(Stored records)
----------------------------------------
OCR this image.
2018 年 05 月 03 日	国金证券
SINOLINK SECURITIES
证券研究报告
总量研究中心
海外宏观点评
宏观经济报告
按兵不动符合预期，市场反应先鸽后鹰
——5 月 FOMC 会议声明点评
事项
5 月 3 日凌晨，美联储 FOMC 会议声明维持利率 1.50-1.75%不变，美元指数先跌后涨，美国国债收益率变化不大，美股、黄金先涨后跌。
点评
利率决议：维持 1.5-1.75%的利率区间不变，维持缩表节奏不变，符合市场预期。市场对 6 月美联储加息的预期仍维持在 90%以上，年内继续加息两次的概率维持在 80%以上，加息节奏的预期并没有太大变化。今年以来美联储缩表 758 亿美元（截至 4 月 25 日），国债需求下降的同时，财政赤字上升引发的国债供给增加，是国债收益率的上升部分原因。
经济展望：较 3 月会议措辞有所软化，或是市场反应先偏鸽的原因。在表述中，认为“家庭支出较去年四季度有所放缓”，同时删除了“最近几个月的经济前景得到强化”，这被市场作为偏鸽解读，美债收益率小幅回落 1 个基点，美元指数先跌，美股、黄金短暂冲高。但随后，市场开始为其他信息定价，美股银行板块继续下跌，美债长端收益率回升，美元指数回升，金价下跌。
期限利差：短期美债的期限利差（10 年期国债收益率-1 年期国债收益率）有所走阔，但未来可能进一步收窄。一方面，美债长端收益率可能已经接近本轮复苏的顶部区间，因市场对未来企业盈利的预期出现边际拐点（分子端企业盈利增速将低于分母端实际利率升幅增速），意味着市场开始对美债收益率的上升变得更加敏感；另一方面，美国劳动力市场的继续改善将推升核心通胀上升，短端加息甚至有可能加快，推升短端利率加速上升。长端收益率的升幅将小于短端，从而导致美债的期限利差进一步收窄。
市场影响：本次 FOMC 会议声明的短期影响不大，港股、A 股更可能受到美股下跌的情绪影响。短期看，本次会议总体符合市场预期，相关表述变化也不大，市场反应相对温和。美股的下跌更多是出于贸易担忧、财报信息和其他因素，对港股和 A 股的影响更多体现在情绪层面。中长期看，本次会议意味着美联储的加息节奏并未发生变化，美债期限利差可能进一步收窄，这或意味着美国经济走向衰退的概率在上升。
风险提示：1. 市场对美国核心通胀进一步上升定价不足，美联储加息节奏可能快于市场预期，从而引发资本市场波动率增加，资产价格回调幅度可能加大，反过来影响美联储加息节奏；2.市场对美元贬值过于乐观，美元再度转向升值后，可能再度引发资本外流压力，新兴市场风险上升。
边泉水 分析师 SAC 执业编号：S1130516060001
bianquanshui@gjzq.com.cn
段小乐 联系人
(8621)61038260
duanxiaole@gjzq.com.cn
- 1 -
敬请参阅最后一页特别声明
----------------------------------------
## [Exercise]
Copy out all lines above that include the string "FOMC".

## [Full solution]
——5 月 FOMC 会议声明点评
5 月 3 日凌晨，美联储 FOMC 会议声明维持利率 1.50-1.75%不变，美元指数先跌后涨，美国国债收益率变化不大，美股、黄金先涨后跌。
市场影响：本次 FOMC 会议声明的短期影响不大，港股、A 股更可能受到美股下跌的情绪影响。短期看，本次会议总体符合市场预期，相关表述变化也不大，市场反应相对温和。美股的下跌更多是出于贸易担忧、财报信息和其他因素，对港股和 A 股的影响更多体现在情绪层面。中长期看，本次会议意味着美联储的加息节奏并未发生变化，美债期限利差可能进一步收窄，这或意味着美国经济走向衰退的概率在上升。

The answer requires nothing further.